■ GIVEN RECORDS
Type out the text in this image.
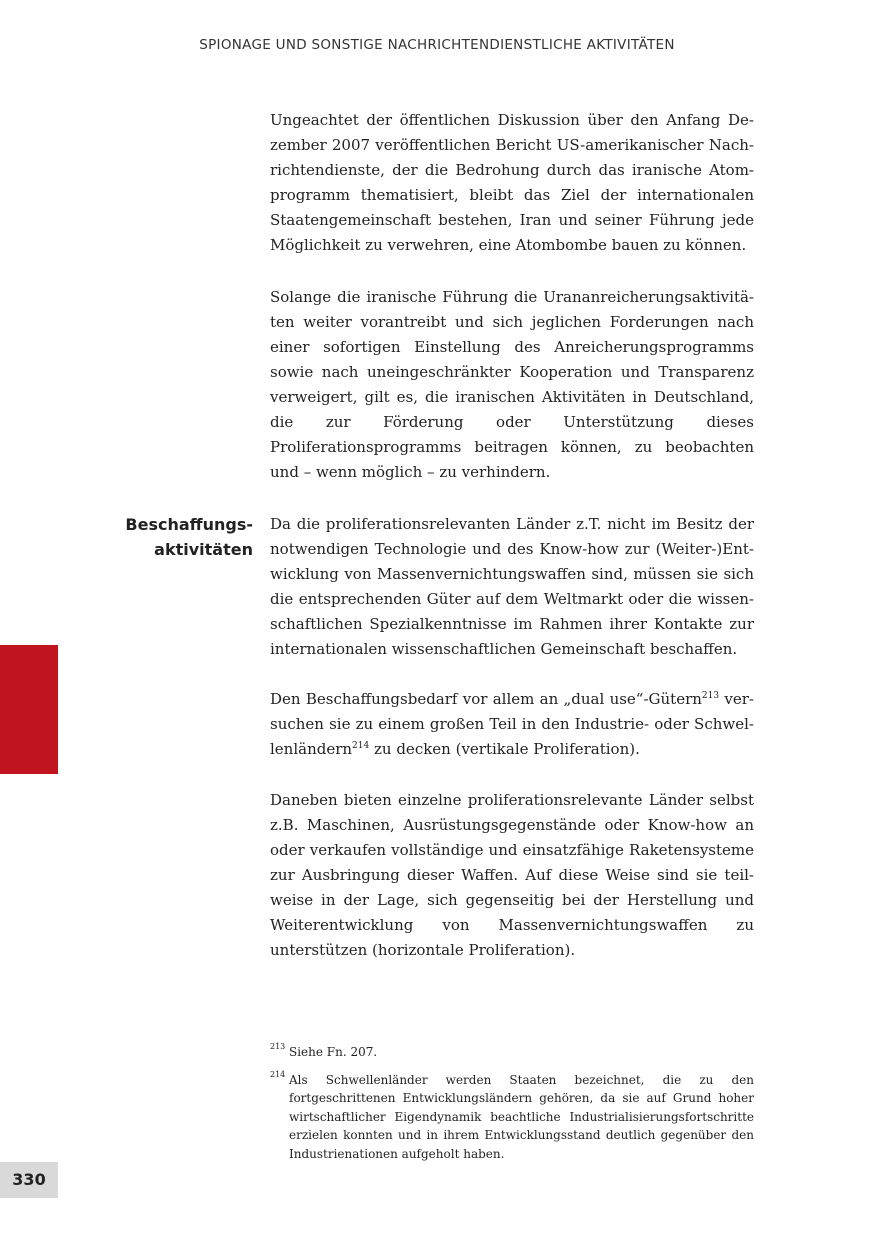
SPIONAGE UND SONSTIGE NACHRICHTENDIENSTLICHE AKTIVITÄTEN

Ungeachtet der öffentlichen Diskussion über den Anfang Dezember 2007 veröffentlichen Bericht US-amerikanischer Nachrichtendienste, der die Bedrohung durch das iranische Atomprogramm thematisiert, bleibt das Ziel der internationalen Staatengemeinschaft bestehen, Iran und seiner Führung jede Möglichkeit zu verwehren, eine Atombombe bauen zu können.

Solange die iranische Führung die Urananreicherungsaktivitäten weiter vorantreibt und sich jeglichen Forderungen nach einer sofortigen Einstellung des Anreicherungsprogramms sowie nach uneingeschränkter Kooperation und Transparenz verweigert, gilt es, die iranischen Aktivitäten in Deutschland, die zur Förderung oder Unterstützung dieses Proliferationsprogramms beitragen können, zu beobachten und – wenn möglich – zu verhindern.

Beschaffungs-
aktivitäten

Da die proliferationsrelevanten Länder z.T. nicht im Besitz der notwendigen Technologie und des Know-how zur (Weiter-)Entwicklung von Massenvernichtungswaffen sind, müssen sie sich die entsprechenden Güter auf dem Weltmarkt oder die wissenschaftlichen Spezialkenntnisse im Rahmen ihrer Kontakte zur internationalen wissenschaftlichen Gemeinschaft beschaffen.

Den Beschaffungsbedarf vor allem an „dual use“-Gütern$^{213}$ versuchen sie zu einem großen Teil in den Industrie- oder Schwellenländern$^{214}$ zu decken (vertikale Proliferation).

Daneben bieten einzelne proliferationsrelevante Länder selbst z.B. Maschinen, Ausrüstungsgegenstände oder Know-how an oder verkaufen vollständige und einsatzfähige Raketensysteme zur Ausbringung dieser Waffen. Auf diese Weise sind sie teilweise in der Lage, sich gegenseitig bei der Herstellung und Weiterentwicklung von Massenvernichtungswaffen zu unterstützen (horizontale Proliferation).

213 Siehe Fn. 207.
214 Als Schwellenländer werden Staaten bezeichnet, die zu den fortgeschrittenen Entwicklungsländern gehören, da sie auf Grund hoher wirtschaftlicher Eigendynamik beachtliche Industrialisierungsfortschritte erzielen konnten und in ihrem Entwicklungsstand deutlich gegenüber den Industrienationen aufgeholt haben.
330
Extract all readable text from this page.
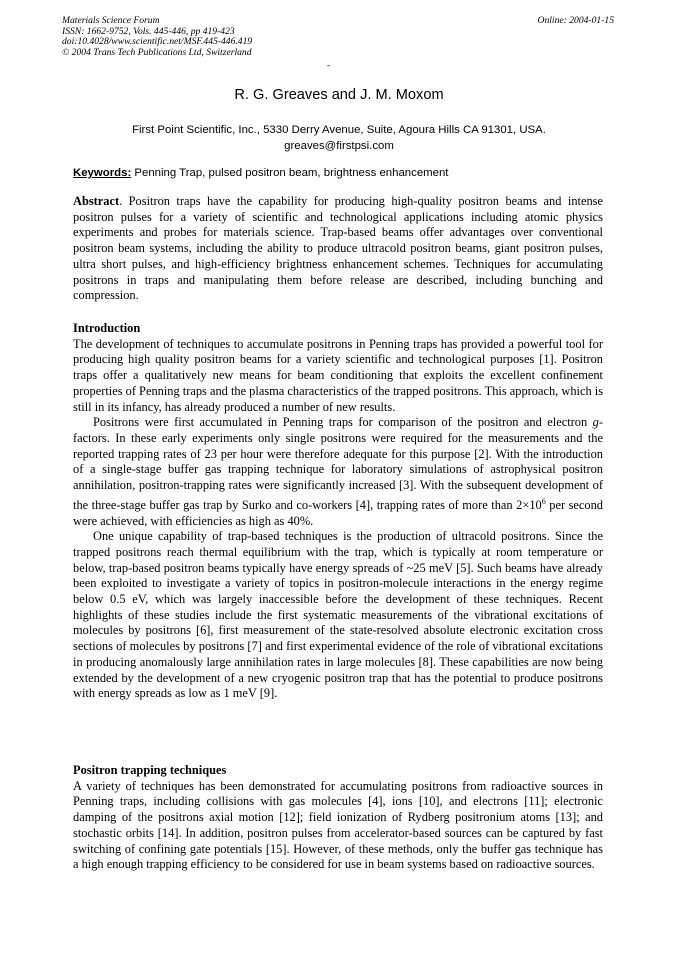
Materials Science Forum
ISSN: 1662-9752, Vols. 445-446, pp 419-423
doi:10.4028/www.scientific.net/MSF.445-446.419
© 2004 Trans Tech Publications Ltd, Switzerland
Online: 2004-01-15
-
R. G. Greaves and J. M. Moxom
First Point Scientific, Inc., 5330 Derry Avenue, Suite, Agoura Hills CA 91301, USA.
greaves@firstpsi.com
Keywords: Penning Trap, pulsed positron beam, brightness enhancement

Abstract. Positron traps have the capability for producing high-quality positron beams and intense positron pulses for a variety of scientific and technological applications including atomic physics experiments and probes for materials science. Trap-based beams offer advantages over conventional positron beam systems, including the ability to produce ultracold positron beams, giant positron pulses, ultra short pulses, and high-efficiency brightness enhancement schemes. Techniques for accumulating positrons in traps and manipulating them before release are described, including bunching and compression.

Introduction

The development of techniques to accumulate positrons in Penning traps has provided a powerful tool for producing high quality positron beams for a variety scientific and technological purposes [1]. Positron traps offer a qualitatively new means for beam conditioning that exploits the excellent confinement properties of Penning traps and the plasma characteristics of the trapped positrons. This approach, which is still in its infancy, has already produced a number of new results.

Positrons were first accumulated in Penning traps for comparison of the positron and electron g-factors. In these early experiments only single positrons were required for the measurements and the reported trapping rates of 23 per hour were therefore adequate for this purpose [2]. With the introduction of a single-stage buffer gas trapping technique for laboratory simulations of astrophysical positron annihilation, positron-trapping rates were significantly increased [3]. With the subsequent development of the three-stage buffer gas trap by Surko and co-workers [4], trapping rates of more than $2\times 10^6$ per second were achieved, with efficiencies as high as 40%.

One unique capability of trap-based techniques is the production of ultracold positrons. Since the trapped positrons reach thermal equilibrium with the trap, which is typically at room temperature or below, trap-based positron beams typically have energy spreads of ~25 meV [5]. Such beams have already been exploited to investigate a variety of topics in positron-molecule interactions in the energy regime below 0.5 eV, which was largely inaccessible before the development of these techniques. Recent highlights of these studies include the first systematic measurements of the vibrational excitations of molecules by positrons [6], first measurement of the state-resolved absolute electronic excitation cross sections of molecules by positrons [7] and first experimental evidence of the role of vibrational excitations in producing anomalously large annihilation rates in large molecules [8]. These capabilities are now being extended by the development of a new cryogenic positron trap that has the potential to produce positrons with energy spreads as low as 1 meV [9].

Positron trapping techniques

A variety of techniques has been demonstrated for accumulating positrons from radioactive sources in Penning traps, including collisions with gas molecules [4], ions [10], and electrons [11]; electronic damping of the positrons axial motion [12]; field ionization of Rydberg positronium atoms [13]; and stochastic orbits [14]. In addition, positron pulses from accelerator-based sources can be captured by fast switching of confining gate potentials [15]. However, of these methods, only the buffer gas technique has a high enough trapping efficiency to be considered for use in beam systems based on radioactive sources.
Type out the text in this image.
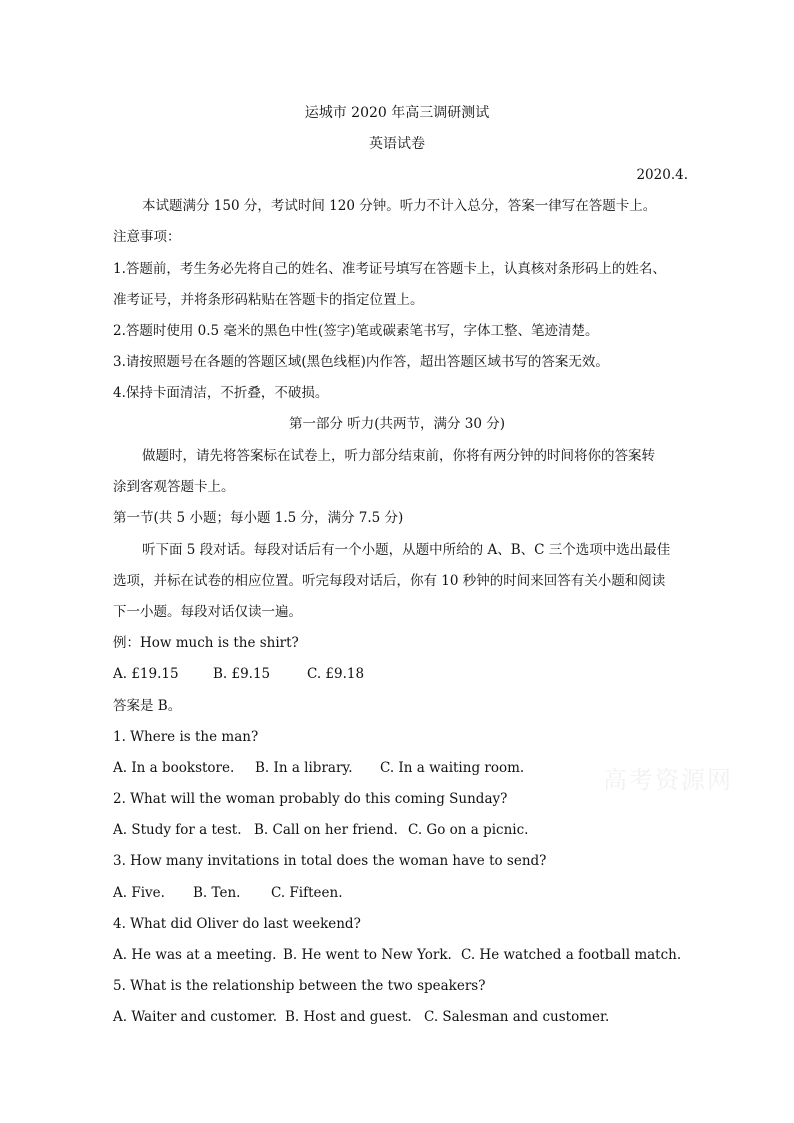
运城市 2020 年高三调研测试
英语试卷
2020.4.
本试题满分 150 分，考试时间 120 分钟。听力不计入总分，答案一律写在答题卡上。
注意事项：
1.答题前，考生务必先将自己的姓名、准考证号填写在答题卡上，认真核对条形码上的姓名、
准考证号，并将条形码粘贴在答题卡的指定位置上。
2.答题时使用 0.5 毫米的黑色中性(签字)笔或碳素笔书写，字体工整、笔迹清楚。
3.请按照题号在各题的答题区域(黑色线框)内作答，超出答题区域书写的答案无效。
4.保持卡面清洁，不折叠，不破损。
第一部分 听力(共两节，满分 30 分)
做题时，请先将答案标在试卷上，听力部分结束前，你将有两分钟的时间将你的答案转
涂到客观答题卡上。
第一节(共 5 小题；每小题 1.5 分，满分 7.5 分)
听下面 5 段对话。每段对话后有一个小题，从题中所给的 A、B、C 三个选项中选出最佳
选项，并标在试卷的相应位置。听完每段对话后，你有 10 秒钟的时间来回答有关小题和阅读
下一小题。每段对话仅读一遍。
例：How much is the shirt?
A. £19.15	B. £9.15	C. £9.18
答案是 B。
1. Where is the man?
A. In a bookstore. B. In a library. C. In a waiting room.
2. What will the woman probably do this coming Sunday?
A. Study for a test. B. Call on her friend. C. Go on a picnic.
3. How many invitations in total does the woman have to send?
A. Five. B. Ten. C. Fifteen.
4. What did Oliver do last weekend?
A. He was at a meeting. B. He went to New York. C. He watched a football match.
5. What is the relationship between the two speakers?
A. Waiter and customer. B. Host and guest. C. Salesman and customer.
高考资源网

■ DIRECTION
Only lines that contain the word "efficiency" are wanted; copy each of them.

■ RESULT OF THIS TASK
Abstract. Positron traps have the capability for producing high-quality positron beams and intense positron pulses for a variety of scientific and technological applications including atomic physics experiments and probes for materials science. Trap-based beams offer advantages over conventional positron beam systems, including the ability to produce ultracold positron beams, giant positron pulses, ultra short pulses, and high-efficiency brightness enhancement schemes. Techniques for accumulating positrons in traps and manipulating them before release are described, including bunching and compression.
A variety of techniques has been demonstrated for accumulating positrons from radioactive sources in Penning traps, including collisions with gas molecules [4], ions [10], and electrons [11]; electronic damping of the positrons axial motion [12]; field ionization of Rydberg positronium atoms [13]; and stochastic orbits [14]. In addition, positron pulses from accelerator-based sources can be captured by fast switching of confining gate potentials [15]. However, of these methods, only the buffer gas technique has a high enough trapping efficiency to be considered for use in beam systems based on radioactive sources.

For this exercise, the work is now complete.